What you have to do:
Please reproduce the lines below word for word, from first to last.

--*--

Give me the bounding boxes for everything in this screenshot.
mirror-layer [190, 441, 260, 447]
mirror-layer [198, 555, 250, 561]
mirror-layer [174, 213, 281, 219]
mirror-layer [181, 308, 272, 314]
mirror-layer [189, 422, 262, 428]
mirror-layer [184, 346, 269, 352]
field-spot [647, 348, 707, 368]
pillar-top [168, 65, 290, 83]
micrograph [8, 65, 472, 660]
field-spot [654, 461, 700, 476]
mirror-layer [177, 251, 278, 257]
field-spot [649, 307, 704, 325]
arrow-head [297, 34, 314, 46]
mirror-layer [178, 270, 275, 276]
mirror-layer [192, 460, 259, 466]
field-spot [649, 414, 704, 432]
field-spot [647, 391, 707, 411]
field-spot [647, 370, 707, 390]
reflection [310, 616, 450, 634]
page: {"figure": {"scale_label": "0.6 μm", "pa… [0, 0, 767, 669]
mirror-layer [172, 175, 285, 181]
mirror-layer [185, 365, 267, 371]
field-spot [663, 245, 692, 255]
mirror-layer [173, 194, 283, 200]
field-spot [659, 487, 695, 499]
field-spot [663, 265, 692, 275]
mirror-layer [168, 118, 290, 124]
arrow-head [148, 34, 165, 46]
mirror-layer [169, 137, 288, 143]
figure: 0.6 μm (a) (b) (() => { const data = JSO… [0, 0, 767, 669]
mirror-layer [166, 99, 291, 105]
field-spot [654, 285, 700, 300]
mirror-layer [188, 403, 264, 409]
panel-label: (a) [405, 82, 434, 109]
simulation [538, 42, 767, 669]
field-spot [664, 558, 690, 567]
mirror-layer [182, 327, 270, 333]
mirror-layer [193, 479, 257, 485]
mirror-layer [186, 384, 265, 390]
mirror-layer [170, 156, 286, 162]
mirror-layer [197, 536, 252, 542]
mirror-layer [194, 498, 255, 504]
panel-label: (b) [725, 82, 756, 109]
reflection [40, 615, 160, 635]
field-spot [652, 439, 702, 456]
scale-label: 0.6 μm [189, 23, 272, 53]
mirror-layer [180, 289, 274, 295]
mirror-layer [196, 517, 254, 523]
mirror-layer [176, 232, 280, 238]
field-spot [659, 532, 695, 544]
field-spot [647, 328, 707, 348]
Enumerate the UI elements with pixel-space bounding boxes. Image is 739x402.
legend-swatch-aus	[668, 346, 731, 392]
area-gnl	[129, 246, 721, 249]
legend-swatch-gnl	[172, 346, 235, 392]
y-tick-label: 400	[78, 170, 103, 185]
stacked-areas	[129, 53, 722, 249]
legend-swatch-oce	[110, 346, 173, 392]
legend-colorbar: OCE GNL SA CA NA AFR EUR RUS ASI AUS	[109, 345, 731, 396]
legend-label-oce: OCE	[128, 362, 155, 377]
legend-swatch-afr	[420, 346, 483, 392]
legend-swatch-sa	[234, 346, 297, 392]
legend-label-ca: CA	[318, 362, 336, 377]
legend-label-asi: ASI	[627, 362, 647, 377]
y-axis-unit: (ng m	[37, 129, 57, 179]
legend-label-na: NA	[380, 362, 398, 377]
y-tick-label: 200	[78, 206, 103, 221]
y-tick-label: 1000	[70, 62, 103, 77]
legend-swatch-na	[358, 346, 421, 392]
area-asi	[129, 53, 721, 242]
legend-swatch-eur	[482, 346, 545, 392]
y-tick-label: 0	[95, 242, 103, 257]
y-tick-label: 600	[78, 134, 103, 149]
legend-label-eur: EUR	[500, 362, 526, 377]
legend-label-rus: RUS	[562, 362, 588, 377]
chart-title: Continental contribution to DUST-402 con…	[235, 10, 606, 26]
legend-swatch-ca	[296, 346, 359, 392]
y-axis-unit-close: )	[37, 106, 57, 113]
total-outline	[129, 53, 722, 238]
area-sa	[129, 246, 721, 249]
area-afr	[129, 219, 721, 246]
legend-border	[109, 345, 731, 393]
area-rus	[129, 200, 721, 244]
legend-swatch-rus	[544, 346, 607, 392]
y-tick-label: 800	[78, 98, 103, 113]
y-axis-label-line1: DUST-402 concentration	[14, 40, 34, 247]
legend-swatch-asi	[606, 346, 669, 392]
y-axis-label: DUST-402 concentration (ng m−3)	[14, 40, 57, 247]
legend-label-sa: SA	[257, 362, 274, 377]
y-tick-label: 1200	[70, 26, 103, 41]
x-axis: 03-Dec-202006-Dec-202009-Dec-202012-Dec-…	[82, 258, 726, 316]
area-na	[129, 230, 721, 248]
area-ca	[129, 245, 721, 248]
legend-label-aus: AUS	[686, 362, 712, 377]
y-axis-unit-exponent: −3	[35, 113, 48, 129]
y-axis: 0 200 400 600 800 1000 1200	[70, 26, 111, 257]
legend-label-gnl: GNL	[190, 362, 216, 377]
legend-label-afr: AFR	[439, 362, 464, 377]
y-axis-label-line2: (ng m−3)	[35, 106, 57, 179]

--*--

Task result:
Give me the bounding boxes for everything in this screenshot.
mirror-layer [190, 441, 260, 447]
mirror-layer [198, 555, 250, 561]
mirror-layer [174, 213, 281, 219]
mirror-layer [181, 308, 272, 314]
mirror-layer [189, 422, 262, 428]
mirror-layer [184, 346, 269, 352]
field-spot [647, 348, 707, 368]
pillar-top [168, 65, 290, 83]
micrograph [8, 65, 472, 660]
field-spot [654, 461, 700, 476]
mirror-layer [177, 251, 278, 257]
field-spot [649, 307, 704, 325]
arrow-head [297, 34, 314, 46]
mirror-layer [178, 270, 275, 276]
mirror-layer [192, 460, 259, 466]
field-spot [649, 414, 704, 432]
field-spot [647, 391, 707, 411]
field-spot [647, 370, 707, 390]
reflection [310, 616, 450, 634]
page: {"figure": {"scale_label": "0.6 μm", "pa… [0, 0, 767, 669]
mirror-layer [172, 175, 285, 181]
mirror-layer [185, 365, 267, 371]
field-spot [663, 245, 692, 255]
mirror-layer [173, 194, 283, 200]
field-spot [659, 487, 695, 499]
field-spot [663, 265, 692, 275]
mirror-layer [168, 118, 290, 124]
arrow-head [148, 34, 165, 46]
mirror-layer [169, 137, 288, 143]
figure: 0.6 μm (a) (b) (() => { const data = JSO… [0, 0, 767, 669]
mirror-layer [166, 99, 291, 105]
field-spot [654, 285, 700, 300]
mirror-layer [188, 403, 264, 409]
panel-label: (a) [405, 82, 434, 109]
simulation [538, 42, 767, 669]
field-spot [664, 558, 690, 567]
mirror-layer [182, 327, 270, 333]
mirror-layer [193, 479, 257, 485]
mirror-layer [186, 384, 265, 390]
mirror-layer [170, 156, 286, 162]
mirror-layer [197, 536, 252, 542]
mirror-layer [194, 498, 255, 504]
panel-label: (b) [725, 82, 756, 109]
reflection [40, 615, 160, 635]
field-spot [652, 439, 702, 456]
scale-label: 0.6 μm [189, 23, 272, 53]
mirror-layer [180, 289, 274, 295]
mirror-layer [196, 517, 254, 523]
mirror-layer [176, 232, 280, 238]
field-spot [659, 532, 695, 544]
field-spot [647, 328, 707, 348]
Enumerate the UI elements with pixel-space bounding boxes. Image is 739x402.
legend-swatch-aus	[668, 346, 731, 392]
area-gnl	[129, 246, 721, 249]
legend-swatch-gnl	[172, 346, 235, 392]
y-tick-label: 400	[78, 170, 103, 185]
stacked-areas	[129, 53, 722, 249]
legend-swatch-oce	[110, 346, 173, 392]
legend-colorbar: OCE GNL SA CA NA AFR EUR RUS ASI AUS	[109, 345, 731, 396]
legend-label-oce: OCE	[128, 362, 155, 377]
legend-swatch-afr	[420, 346, 483, 392]
legend-swatch-sa	[234, 346, 297, 392]
legend-label-ca: CA	[318, 362, 336, 377]
legend-label-asi: ASI	[627, 362, 647, 377]
y-axis-unit: (ng m	[37, 129, 57, 179]
legend-label-na: NA	[380, 362, 398, 377]
y-tick-label: 200	[78, 206, 103, 221]
y-tick-label: 1000	[70, 62, 103, 77]
legend-swatch-na	[358, 346, 421, 392]
area-asi	[129, 53, 721, 242]
legend-swatch-eur	[482, 346, 545, 392]
y-tick-label: 0	[95, 242, 103, 257]
y-tick-label: 600	[78, 134, 103, 149]
legend-label-eur: EUR	[500, 362, 526, 377]
legend-label-rus: RUS	[562, 362, 588, 377]
chart-title: Continental contribution to DUST-402 con…	[235, 10, 606, 26]
legend-swatch-ca	[296, 346, 359, 392]
y-axis-unit-close: )	[37, 106, 57, 113]
total-outline	[129, 53, 722, 238]
area-sa	[129, 246, 721, 249]
area-afr	[129, 219, 721, 246]
legend-border	[109, 345, 731, 393]
area-rus	[129, 200, 721, 244]
legend-swatch-rus	[544, 346, 607, 392]
y-tick-label: 800	[78, 98, 103, 113]
y-axis-label-line1: DUST-402 concentration	[14, 40, 34, 247]
legend-swatch-asi	[606, 346, 669, 392]
y-axis-label: DUST-402 concentration (ng m−3)	[14, 40, 57, 247]
legend-label-sa: SA	[257, 362, 274, 377]
y-tick-label: 1200	[70, 26, 103, 41]
x-axis: 03-Dec-202006-Dec-202009-Dec-202012-Dec-…	[82, 258, 726, 316]
area-na	[129, 230, 721, 248]
area-ca	[129, 245, 721, 248]
legend-label-aus: AUS	[686, 362, 712, 377]
y-axis-unit-exponent: −3	[35, 113, 48, 129]
y-axis: 0 200 400 600 800 1000 1200	[70, 26, 111, 257]
legend-label-gnl: GNL	[190, 362, 216, 377]
legend-label-afr: AFR	[439, 362, 464, 377]
y-axis-label-line2: (ng m−3)	[35, 106, 57, 179]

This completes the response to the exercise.